Prompt:
Filter the records below for the word "this". Copy each line that holds it.

Excerpt from a dataset:

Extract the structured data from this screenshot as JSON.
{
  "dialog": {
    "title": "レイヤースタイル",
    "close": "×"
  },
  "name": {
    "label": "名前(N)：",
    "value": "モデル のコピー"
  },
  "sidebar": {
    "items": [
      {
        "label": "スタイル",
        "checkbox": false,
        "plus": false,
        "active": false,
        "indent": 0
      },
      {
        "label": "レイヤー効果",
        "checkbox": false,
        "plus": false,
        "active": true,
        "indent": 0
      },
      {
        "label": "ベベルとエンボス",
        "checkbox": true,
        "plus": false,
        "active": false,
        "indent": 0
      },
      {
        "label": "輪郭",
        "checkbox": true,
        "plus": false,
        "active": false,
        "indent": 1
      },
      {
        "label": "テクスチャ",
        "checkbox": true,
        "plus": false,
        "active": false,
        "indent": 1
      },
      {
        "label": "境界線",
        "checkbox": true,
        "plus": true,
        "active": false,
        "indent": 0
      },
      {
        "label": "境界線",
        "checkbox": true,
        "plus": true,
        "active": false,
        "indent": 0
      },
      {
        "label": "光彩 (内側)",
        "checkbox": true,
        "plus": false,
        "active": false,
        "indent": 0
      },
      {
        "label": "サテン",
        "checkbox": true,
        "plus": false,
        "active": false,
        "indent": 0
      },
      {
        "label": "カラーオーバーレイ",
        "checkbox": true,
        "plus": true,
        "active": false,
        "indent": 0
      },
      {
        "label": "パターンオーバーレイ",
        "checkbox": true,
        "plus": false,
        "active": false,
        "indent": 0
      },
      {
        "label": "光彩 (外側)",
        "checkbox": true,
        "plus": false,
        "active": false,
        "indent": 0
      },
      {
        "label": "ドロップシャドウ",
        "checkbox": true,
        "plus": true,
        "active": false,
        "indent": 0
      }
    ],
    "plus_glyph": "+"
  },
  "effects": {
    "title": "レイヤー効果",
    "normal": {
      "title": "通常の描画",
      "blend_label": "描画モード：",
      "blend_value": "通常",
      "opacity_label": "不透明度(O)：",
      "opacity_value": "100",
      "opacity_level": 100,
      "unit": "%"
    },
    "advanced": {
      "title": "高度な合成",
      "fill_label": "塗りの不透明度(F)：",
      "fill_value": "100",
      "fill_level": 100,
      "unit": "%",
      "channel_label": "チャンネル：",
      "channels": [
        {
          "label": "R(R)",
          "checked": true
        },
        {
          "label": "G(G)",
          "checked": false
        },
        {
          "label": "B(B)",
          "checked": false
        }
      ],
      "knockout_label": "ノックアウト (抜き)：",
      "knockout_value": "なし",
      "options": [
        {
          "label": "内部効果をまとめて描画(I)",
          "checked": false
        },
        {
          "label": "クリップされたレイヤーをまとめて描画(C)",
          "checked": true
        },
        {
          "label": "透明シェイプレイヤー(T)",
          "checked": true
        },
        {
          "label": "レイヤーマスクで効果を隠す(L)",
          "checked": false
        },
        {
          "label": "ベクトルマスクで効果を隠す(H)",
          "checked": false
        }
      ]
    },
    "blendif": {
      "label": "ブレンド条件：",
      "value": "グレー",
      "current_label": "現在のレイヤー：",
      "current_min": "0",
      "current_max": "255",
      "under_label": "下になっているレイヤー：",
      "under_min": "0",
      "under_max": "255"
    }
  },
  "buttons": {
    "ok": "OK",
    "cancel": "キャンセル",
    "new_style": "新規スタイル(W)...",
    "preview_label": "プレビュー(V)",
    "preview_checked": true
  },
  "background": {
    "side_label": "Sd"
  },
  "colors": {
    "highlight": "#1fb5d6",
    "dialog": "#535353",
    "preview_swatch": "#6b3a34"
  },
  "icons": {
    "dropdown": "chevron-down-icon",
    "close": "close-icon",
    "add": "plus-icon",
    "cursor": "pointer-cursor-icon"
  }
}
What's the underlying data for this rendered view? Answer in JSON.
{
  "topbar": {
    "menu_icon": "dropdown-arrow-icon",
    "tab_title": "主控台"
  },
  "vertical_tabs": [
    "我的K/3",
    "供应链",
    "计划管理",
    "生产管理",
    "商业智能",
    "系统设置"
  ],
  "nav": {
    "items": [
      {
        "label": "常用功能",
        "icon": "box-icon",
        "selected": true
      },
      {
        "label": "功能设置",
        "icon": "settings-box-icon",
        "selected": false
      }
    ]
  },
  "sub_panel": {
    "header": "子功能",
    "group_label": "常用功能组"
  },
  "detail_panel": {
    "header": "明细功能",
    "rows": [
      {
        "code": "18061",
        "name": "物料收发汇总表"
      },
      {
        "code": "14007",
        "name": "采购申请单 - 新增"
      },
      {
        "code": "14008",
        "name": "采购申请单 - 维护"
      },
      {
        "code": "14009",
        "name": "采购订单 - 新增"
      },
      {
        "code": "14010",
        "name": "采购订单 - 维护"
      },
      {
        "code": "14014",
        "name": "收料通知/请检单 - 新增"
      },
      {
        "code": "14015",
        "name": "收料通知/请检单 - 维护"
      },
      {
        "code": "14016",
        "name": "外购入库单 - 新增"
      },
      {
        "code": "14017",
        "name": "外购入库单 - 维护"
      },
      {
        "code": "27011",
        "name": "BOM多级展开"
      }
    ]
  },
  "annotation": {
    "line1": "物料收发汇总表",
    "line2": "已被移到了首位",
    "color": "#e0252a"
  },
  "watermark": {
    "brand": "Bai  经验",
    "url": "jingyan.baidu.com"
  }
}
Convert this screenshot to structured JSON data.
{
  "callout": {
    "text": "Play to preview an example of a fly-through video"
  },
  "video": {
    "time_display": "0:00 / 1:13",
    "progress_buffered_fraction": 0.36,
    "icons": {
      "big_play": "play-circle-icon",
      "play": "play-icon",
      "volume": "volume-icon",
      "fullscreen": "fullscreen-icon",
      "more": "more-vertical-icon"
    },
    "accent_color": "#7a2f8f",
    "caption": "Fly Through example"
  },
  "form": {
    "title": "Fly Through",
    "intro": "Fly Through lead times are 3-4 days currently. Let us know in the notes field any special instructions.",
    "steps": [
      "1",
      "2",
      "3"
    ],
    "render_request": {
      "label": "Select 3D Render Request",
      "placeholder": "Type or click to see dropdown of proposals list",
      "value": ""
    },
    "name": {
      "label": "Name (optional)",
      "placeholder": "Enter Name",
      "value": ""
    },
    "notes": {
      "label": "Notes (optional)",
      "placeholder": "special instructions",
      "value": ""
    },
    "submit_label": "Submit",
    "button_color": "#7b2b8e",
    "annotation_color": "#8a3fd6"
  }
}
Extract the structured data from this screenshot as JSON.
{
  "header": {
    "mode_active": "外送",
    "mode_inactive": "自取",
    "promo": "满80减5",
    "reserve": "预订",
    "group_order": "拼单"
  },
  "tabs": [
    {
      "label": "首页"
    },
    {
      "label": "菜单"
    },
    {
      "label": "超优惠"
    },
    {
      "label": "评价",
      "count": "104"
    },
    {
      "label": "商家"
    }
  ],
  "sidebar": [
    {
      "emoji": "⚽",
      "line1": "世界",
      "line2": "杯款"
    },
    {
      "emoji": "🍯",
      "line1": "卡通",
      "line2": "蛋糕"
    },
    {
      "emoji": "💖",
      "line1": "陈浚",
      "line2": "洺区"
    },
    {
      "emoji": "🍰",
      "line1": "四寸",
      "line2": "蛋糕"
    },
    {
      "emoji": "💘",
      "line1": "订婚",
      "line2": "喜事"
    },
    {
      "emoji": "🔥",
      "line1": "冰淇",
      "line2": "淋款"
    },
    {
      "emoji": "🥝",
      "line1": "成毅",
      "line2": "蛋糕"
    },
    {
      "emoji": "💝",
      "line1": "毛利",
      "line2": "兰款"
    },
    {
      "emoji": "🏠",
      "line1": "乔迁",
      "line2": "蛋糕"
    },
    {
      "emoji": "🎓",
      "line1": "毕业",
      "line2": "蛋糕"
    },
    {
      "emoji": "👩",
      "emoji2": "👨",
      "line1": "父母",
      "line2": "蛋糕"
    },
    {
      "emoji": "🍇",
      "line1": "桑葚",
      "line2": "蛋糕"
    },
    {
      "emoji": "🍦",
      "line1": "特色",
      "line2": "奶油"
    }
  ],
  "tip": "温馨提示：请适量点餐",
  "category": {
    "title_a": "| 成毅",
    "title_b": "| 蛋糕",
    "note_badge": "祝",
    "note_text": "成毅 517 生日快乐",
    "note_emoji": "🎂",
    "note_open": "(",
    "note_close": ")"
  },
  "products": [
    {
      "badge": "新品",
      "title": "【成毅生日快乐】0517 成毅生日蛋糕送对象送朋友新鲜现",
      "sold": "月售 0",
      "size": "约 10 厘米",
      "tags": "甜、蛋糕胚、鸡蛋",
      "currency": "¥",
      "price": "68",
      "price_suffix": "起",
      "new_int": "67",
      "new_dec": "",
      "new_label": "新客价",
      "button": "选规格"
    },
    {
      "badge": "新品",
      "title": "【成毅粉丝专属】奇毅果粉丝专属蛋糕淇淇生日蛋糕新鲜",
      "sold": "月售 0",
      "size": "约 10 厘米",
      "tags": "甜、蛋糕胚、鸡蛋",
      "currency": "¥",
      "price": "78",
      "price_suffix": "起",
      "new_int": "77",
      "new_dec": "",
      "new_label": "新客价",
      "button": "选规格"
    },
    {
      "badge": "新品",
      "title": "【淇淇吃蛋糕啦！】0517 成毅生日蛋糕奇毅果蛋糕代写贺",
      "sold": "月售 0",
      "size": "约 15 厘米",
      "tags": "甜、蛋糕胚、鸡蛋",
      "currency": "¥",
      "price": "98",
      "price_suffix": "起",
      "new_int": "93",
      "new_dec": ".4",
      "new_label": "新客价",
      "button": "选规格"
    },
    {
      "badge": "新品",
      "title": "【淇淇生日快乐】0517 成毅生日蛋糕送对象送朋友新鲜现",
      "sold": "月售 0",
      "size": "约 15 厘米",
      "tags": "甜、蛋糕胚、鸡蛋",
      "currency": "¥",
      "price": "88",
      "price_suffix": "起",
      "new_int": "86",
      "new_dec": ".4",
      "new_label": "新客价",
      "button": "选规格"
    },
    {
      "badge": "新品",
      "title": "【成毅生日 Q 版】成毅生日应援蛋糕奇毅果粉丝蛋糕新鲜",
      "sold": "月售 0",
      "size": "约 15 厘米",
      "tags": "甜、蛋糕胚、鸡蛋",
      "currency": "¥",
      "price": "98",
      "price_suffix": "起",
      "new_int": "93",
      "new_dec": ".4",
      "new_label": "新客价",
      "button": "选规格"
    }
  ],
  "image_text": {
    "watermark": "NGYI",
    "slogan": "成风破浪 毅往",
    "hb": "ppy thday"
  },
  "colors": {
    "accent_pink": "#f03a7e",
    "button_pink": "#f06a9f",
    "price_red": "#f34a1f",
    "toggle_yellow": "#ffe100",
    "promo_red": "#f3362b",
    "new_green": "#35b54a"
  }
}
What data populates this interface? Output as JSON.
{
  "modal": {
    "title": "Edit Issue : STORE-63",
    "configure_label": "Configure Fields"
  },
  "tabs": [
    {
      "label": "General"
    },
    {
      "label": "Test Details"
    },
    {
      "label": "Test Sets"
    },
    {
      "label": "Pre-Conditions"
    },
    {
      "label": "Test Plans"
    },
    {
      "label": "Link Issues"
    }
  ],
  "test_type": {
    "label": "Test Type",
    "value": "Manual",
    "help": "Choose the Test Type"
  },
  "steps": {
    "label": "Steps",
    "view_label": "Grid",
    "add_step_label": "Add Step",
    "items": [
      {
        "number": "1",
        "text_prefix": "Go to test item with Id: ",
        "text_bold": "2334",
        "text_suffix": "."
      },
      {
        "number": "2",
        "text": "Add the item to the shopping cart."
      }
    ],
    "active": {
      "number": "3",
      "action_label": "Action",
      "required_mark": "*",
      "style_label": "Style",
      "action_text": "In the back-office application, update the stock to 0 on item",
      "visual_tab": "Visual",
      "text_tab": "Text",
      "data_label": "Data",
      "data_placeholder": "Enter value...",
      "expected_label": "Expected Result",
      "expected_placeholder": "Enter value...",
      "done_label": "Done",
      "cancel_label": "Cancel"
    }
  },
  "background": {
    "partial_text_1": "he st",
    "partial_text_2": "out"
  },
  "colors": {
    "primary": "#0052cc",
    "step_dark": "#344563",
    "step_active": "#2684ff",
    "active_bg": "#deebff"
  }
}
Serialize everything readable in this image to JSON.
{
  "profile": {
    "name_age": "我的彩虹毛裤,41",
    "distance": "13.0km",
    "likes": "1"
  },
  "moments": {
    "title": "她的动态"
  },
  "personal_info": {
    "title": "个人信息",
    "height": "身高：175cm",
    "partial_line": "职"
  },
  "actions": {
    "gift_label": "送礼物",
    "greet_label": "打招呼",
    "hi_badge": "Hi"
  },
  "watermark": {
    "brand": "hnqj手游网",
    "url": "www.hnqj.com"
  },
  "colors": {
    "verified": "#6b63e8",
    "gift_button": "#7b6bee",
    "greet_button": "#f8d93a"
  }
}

Solved problem:
Extract the structured data from this screenshot as JSON.
What's the underlying data for this rendered view? Answer in JSON.
Convert this screenshot to structured JSON data.
Extract the structured data from this screenshot as JSON.
What data populates this interface? Output as JSON.
Serialize everything readable in this image to JSON.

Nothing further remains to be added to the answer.